Copy each line that has the string "What" somewhere in it.

--- RECORDED INFORMATION ---

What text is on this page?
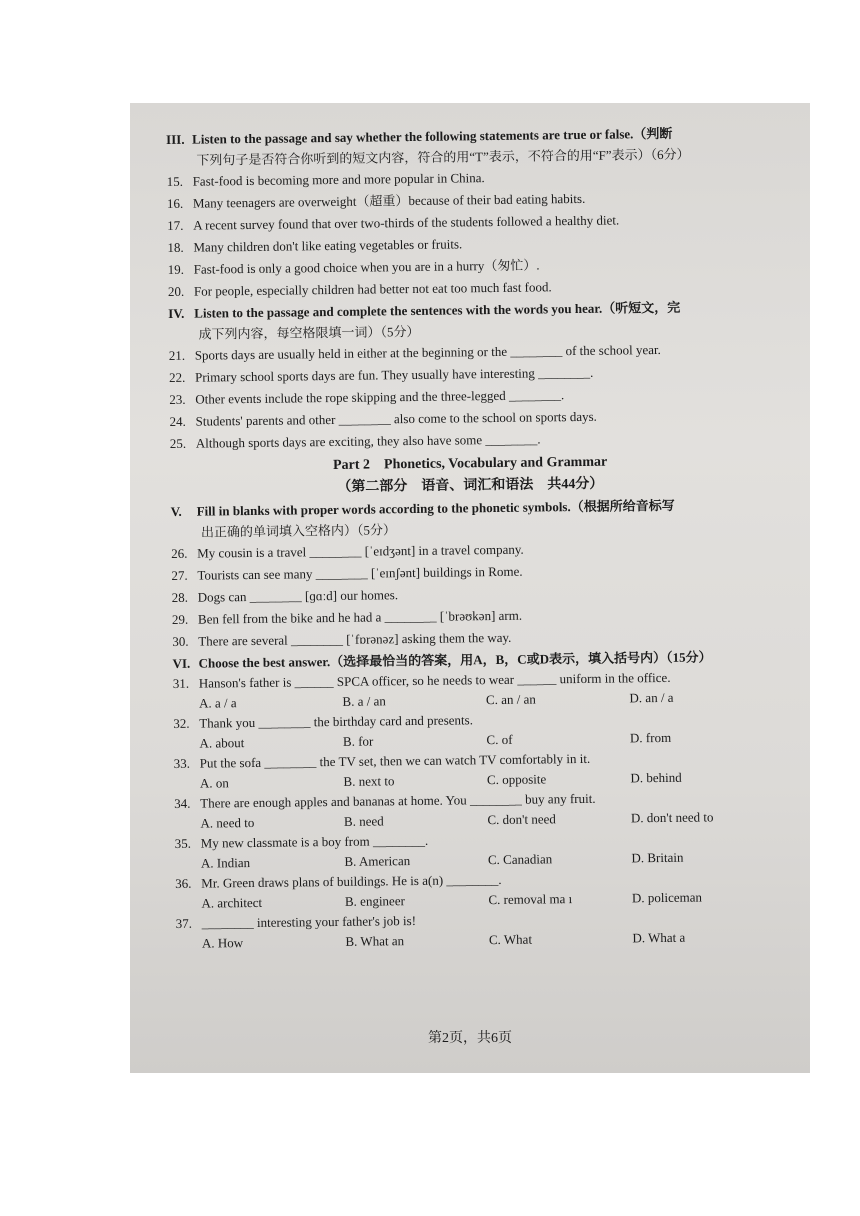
III. Listen to the passage and say whether the following statements are true or false.（判断

下列句子是否符合你听到的短文内容，符合的用“T”表示，不符合的用“F”表示）（6分）

15. Fast-food is becoming more and more popular in China.
16. Many teenagers are overweight（超重）because of their bad eating habits.
17. A recent survey found that over two-thirds of the students followed a healthy diet.
18. Many children don't like eating vegetables or fruits.
19. Fast-food is only a good choice when you are in a hurry（匆忙）.
20. For people, especially children had better not eat too much fast food.

IV. Listen to the passage and complete the sentences with the words you hear.（听短文，完

成下列内容，每空格限填一词）（5分）

21. Sports days are usually held in either at the beginning or the ________ of the school year.
22. Primary school sports days are fun. They usually have interesting ________.
23. Other events include the rope skipping and the three-legged ________.
24. Students' parents and other ________ also come to the school on sports days.
25. Although sports days are exciting, they also have some ________.

Part 2　Phonetics, Vocabulary and Grammar

（第二部分　语音、词汇和语法　共44分）

V. Fill in blanks with proper words according to the phonetic symbols.（根据所给音标写

出正确的单词填入空格内）（5分）

26. My cousin is a travel ________ [ˈeɪdʒənt] in a travel company.
27. Tourists can see many ________ [ˈeɪnʃənt] buildings in Rome.
28. Dogs can ________ [ɡɑːd] our homes.
29. Ben fell from the bike and he had a ________ [ˈbrəʊkən] arm.
30. There are several ________ [ˈfɒrənəz] asking them the way.

VI. Choose the best answer.（选择最恰当的答案，用A，B，C或D表示，填入括号内）（15分）

31. Hanson's father is ______ SPCA officer, so he needs to wear ______ uniform in the office.
A. a / a	B. a / an	C. an / an	D. an / a
32. Thank you ________ the birthday card and presents.
A. about	B. for	C. of	D. from
33. Put the sofa ________ the TV set, then we can watch TV comfortably in it.
A. on	B. next to	C. opposite	D. behind
34. There are enough apples and bananas at home. You ________ buy any fruit.
A. need to	B. need	C. don't need	D. don't need to
35. My new classmate is a boy from ________.
A. Indian	B. American	C. Canadian	D. Britain
36. Mr. Green draws plans of buildings. He is a(n) ________.
A. architect	B. engineer	C. removal ma ı	D. policeman
37. ________ interesting your father's job is!
A. How	B. What an	C. What	D. What a
第2页，共6页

---

* TASK ANSWER:
What text is on this page?
A. How	B. What an	C. What	D. What a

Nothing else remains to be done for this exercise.